# [STATED PROBLEM]
From the entries provided below, copy each line that contains the word "Порядком".

Extracted records:
● ● ● ● ●

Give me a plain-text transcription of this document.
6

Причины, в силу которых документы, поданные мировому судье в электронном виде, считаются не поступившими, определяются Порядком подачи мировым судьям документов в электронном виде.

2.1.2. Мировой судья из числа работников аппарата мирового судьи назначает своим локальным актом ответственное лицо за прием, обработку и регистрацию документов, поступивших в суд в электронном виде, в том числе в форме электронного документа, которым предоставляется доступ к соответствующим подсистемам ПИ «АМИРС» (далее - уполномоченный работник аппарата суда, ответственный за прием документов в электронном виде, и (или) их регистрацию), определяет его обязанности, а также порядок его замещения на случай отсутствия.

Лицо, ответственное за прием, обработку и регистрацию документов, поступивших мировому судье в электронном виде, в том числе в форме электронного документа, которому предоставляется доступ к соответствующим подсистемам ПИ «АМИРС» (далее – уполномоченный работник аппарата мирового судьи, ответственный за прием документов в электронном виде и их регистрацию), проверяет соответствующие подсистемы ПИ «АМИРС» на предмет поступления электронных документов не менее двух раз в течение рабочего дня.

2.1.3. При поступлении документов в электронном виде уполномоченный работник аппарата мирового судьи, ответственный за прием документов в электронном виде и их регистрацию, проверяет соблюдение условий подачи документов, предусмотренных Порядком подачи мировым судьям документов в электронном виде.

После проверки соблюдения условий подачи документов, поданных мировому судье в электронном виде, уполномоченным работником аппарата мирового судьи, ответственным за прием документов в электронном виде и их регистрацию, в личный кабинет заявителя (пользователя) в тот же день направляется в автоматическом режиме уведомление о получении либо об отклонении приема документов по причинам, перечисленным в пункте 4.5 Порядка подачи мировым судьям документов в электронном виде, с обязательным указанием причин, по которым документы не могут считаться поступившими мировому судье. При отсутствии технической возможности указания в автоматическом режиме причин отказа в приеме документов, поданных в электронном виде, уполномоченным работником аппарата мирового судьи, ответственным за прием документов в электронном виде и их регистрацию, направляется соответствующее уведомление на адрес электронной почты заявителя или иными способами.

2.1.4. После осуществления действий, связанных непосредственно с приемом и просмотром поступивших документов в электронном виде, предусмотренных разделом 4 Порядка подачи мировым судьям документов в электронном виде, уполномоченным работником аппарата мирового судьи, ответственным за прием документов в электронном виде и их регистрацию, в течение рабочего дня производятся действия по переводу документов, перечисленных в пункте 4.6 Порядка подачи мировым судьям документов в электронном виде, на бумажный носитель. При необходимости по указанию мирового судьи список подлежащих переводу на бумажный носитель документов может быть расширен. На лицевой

● ● ● ● ●

# [REPLY]
Причины, в силу которых документы, поданные мировому судье в электронном виде, считаются не поступившими, определяются Порядком подачи мировым судьям документов в электронном виде.
2.1.3. При поступлении документов в электронном виде уполномоченный работник аппарата мирового судьи, ответственный за прием документов в электронном виде и их регистрацию, проверяет соблюдение условий подачи документов, предусмотренных Порядком подачи мировым судьям документов в электронном виде.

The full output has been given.